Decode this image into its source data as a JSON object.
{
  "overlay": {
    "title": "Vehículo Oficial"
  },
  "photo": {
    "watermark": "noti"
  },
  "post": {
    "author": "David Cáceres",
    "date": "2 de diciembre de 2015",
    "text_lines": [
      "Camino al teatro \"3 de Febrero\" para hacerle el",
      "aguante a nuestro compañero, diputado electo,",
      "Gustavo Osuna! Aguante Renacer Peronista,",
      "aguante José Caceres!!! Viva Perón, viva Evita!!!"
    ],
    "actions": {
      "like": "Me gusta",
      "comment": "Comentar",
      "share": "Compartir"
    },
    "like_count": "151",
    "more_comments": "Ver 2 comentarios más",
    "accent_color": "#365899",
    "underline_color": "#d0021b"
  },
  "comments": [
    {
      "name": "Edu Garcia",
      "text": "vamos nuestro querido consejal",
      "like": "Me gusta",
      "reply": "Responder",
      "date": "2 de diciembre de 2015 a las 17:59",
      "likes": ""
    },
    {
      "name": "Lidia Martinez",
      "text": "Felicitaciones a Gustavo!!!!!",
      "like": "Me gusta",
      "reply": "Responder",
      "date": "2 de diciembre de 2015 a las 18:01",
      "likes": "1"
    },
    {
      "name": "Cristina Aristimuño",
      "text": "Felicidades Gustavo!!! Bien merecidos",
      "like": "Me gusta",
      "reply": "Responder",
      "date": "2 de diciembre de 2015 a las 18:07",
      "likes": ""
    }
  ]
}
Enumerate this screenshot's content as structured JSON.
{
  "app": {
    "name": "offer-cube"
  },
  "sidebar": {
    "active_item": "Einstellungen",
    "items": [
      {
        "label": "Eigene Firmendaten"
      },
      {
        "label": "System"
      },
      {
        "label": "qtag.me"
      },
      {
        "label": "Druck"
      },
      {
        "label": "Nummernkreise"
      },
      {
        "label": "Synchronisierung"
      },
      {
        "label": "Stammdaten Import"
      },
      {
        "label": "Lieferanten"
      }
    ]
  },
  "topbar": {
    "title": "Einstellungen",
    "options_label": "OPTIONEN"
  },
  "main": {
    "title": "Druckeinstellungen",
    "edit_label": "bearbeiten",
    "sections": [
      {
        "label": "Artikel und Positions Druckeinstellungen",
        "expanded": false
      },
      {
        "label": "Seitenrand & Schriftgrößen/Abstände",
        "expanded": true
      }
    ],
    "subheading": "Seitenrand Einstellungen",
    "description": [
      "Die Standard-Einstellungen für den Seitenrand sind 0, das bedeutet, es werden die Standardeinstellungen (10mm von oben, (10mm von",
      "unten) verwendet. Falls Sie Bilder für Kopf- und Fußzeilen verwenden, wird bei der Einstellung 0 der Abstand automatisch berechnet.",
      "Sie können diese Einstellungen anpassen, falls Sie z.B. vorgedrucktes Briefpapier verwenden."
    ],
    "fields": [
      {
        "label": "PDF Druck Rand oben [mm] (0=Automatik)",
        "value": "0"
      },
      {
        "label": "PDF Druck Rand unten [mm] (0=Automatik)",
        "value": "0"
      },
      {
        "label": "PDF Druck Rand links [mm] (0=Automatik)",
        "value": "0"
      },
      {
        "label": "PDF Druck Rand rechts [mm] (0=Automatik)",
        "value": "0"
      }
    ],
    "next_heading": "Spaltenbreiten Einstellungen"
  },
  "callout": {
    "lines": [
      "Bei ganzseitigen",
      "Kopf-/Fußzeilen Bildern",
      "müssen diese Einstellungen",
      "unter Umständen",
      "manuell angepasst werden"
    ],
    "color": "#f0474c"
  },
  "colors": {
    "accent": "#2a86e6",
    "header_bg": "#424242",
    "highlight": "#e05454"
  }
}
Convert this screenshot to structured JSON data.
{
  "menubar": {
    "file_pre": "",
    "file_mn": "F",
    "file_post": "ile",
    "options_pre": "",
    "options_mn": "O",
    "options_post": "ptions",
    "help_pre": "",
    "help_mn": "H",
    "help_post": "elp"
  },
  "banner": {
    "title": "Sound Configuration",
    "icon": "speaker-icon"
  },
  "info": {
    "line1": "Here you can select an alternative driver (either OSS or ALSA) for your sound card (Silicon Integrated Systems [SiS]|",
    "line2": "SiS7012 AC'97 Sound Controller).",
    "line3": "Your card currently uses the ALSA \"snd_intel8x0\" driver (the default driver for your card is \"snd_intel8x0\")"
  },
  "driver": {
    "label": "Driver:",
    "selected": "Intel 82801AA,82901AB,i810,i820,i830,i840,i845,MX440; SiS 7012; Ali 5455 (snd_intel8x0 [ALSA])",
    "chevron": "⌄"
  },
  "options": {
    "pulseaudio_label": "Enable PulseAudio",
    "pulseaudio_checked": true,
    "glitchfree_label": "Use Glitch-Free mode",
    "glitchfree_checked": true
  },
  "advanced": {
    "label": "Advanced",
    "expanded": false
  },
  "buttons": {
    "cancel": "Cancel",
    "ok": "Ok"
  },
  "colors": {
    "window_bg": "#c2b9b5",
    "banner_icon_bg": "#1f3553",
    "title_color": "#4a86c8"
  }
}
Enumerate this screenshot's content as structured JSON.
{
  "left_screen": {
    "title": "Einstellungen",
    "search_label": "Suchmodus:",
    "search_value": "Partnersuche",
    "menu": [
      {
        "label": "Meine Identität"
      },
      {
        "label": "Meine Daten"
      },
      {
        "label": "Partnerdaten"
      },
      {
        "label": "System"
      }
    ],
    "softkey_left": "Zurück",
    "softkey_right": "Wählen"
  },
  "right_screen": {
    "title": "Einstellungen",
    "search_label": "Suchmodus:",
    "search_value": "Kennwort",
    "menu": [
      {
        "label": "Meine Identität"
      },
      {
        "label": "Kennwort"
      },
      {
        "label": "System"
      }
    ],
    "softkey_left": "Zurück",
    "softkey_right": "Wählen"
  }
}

## The task:
Exactly as written, please output every entry.

## Correct response:
Decode this image into its source data as a JSON object.
{
  "overlay": {
    "title": "Vehículo Oficial"
  },
  "photo": {
    "watermark": "noti"
  },
  "post": {
    "author": "David Cáceres",
    "date": "2 de diciembre de 2015",
    "text_lines": [
      "Camino al teatro \"3 de Febrero\" para hacerle el",
      "aguante a nuestro compañero, diputado electo,",
      "Gustavo Osuna! Aguante Renacer Peronista,",
      "aguante José Caceres!!! Viva Perón, viva Evita!!!"
    ],
    "actions": {
      "like": "Me gusta",
      "comment": "Comentar",
      "share": "Compartir"
    },
    "like_count": "151",
    "more_comments": "Ver 2 comentarios más",
    "accent_color": "#365899",
    "underline_color": "#d0021b"
  },
  "comments": [
    {
      "name": "Edu Garcia",
      "text": "vamos nuestro querido consejal",
      "like": "Me gusta",
      "reply": "Responder",
      "date": "2 de diciembre de 2015 a las 17:59",
      "likes": ""
    },
    {
      "name": "Lidia Martinez",
      "text": "Felicitaciones a Gustavo!!!!!",
      "like": "Me gusta",
      "reply": "Responder",
      "date": "2 de diciembre de 2015 a las 18:01",
      "likes": "1"
    },
    {
      "name": "Cristina Aristimuño",
      "text": "Felicidades Gustavo!!! Bien merecidos",
      "like": "Me gusta",
      "reply": "Responder",
      "date": "2 de diciembre de 2015 a las 18:07",
      "likes": ""
    }
  ]
}
Enumerate this screenshot's content as structured JSON.
{
  "app": {
    "name": "offer-cube"
  },
  "sidebar": {
    "active_item": "Einstellungen",
    "items": [
      {
        "label": "Eigene Firmendaten"
      },
      {
        "label": "System"
      },
      {
        "label": "qtag.me"
      },
      {
        "label": "Druck"
      },
      {
        "label": "Nummernkreise"
      },
      {
        "label": "Synchronisierung"
      },
      {
        "label": "Stammdaten Import"
      },
      {
        "label": "Lieferanten"
      }
    ]
  },
  "topbar": {
    "title": "Einstellungen",
    "options_label": "OPTIONEN"
  },
  "main": {
    "title": "Druckeinstellungen",
    "edit_label": "bearbeiten",
    "sections": [
      {
        "label": "Artikel und Positions Druckeinstellungen",
        "expanded": false
      },
      {
        "label": "Seitenrand & Schriftgrößen/Abstände",
        "expanded": true
      }
    ],
    "subheading": "Seitenrand Einstellungen",
    "description": [
      "Die Standard-Einstellungen für den Seitenrand sind 0, das bedeutet, es werden die Standardeinstellungen (10mm von oben, (10mm von",
      "unten) verwendet. Falls Sie Bilder für Kopf- und Fußzeilen verwenden, wird bei der Einstellung 0 der Abstand automatisch berechnet.",
      "Sie können diese Einstellungen anpassen, falls Sie z.B. vorgedrucktes Briefpapier verwenden."
    ],
    "fields": [
      {
        "label": "PDF Druck Rand oben [mm] (0=Automatik)",
        "value": "0"
      },
      {
        "label": "PDF Druck Rand unten [mm] (0=Automatik)",
        "value": "0"
      },
      {
        "label": "PDF Druck Rand links [mm] (0=Automatik)",
        "value": "0"
      },
      {
        "label": "PDF Druck Rand rechts [mm] (0=Automatik)",
        "value": "0"
      }
    ],
    "next_heading": "Spaltenbreiten Einstellungen"
  },
  "callout": {
    "lines": [
      "Bei ganzseitigen",
      "Kopf-/Fußzeilen Bildern",
      "müssen diese Einstellungen",
      "unter Umständen",
      "manuell angepasst werden"
    ],
    "color": "#f0474c"
  },
  "colors": {
    "accent": "#2a86e6",
    "header_bg": "#424242",
    "highlight": "#e05454"
  }
}
Convert this screenshot to structured JSON data.
{
  "menubar": {
    "file_pre": "",
    "file_mn": "F",
    "file_post": "ile",
    "options_pre": "",
    "options_mn": "O",
    "options_post": "ptions",
    "help_pre": "",
    "help_mn": "H",
    "help_post": "elp"
  },
  "banner": {
    "title": "Sound Configuration",
    "icon": "speaker-icon"
  },
  "info": {
    "line1": "Here you can select an alternative driver (either OSS or ALSA) for your sound card (Silicon Integrated Systems [SiS]|",
    "line2": "SiS7012 AC'97 Sound Controller).",
    "line3": "Your card currently uses the ALSA \"snd_intel8x0\" driver (the default driver for your card is \"snd_intel8x0\")"
  },
  "driver": {
    "label": "Driver:",
    "selected": "Intel 82801AA,82901AB,i810,i820,i830,i840,i845,MX440; SiS 7012; Ali 5455 (snd_intel8x0 [ALSA])",
    "chevron": "⌄"
  },
  "options": {
    "pulseaudio_label": "Enable PulseAudio",
    "pulseaudio_checked": true,
    "glitchfree_label": "Use Glitch-Free mode",
    "glitchfree_checked": true
  },
  "advanced": {
    "label": "Advanced",
    "expanded": false
  },
  "buttons": {
    "cancel": "Cancel",
    "ok": "Ok"
  },
  "colors": {
    "window_bg": "#c2b9b5",
    "banner_icon_bg": "#1f3553",
    "title_color": "#4a86c8"
  }
}
Enumerate this screenshot's content as structured JSON.
{
  "left_screen": {
    "title": "Einstellungen",
    "search_label": "Suchmodus:",
    "search_value": "Partnersuche",
    "menu": [
      {
        "label": "Meine Identität"
      },
      {
        "label": "Meine Daten"
      },
      {
        "label": "Partnerdaten"
      },
      {
        "label": "System"
      }
    ],
    "softkey_left": "Zurück",
    "softkey_right": "Wählen"
  },
  "right_screen": {
    "title": "Einstellungen",
    "search_label": "Suchmodus:",
    "search_value": "Kennwort",
    "menu": [
      {
        "label": "Meine Identität"
      },
      {
        "label": "Kennwort"
      },
      {
        "label": "System"
      }
    ],
    "softkey_left": "Zurück",
    "softkey_right": "Wählen"
  }
}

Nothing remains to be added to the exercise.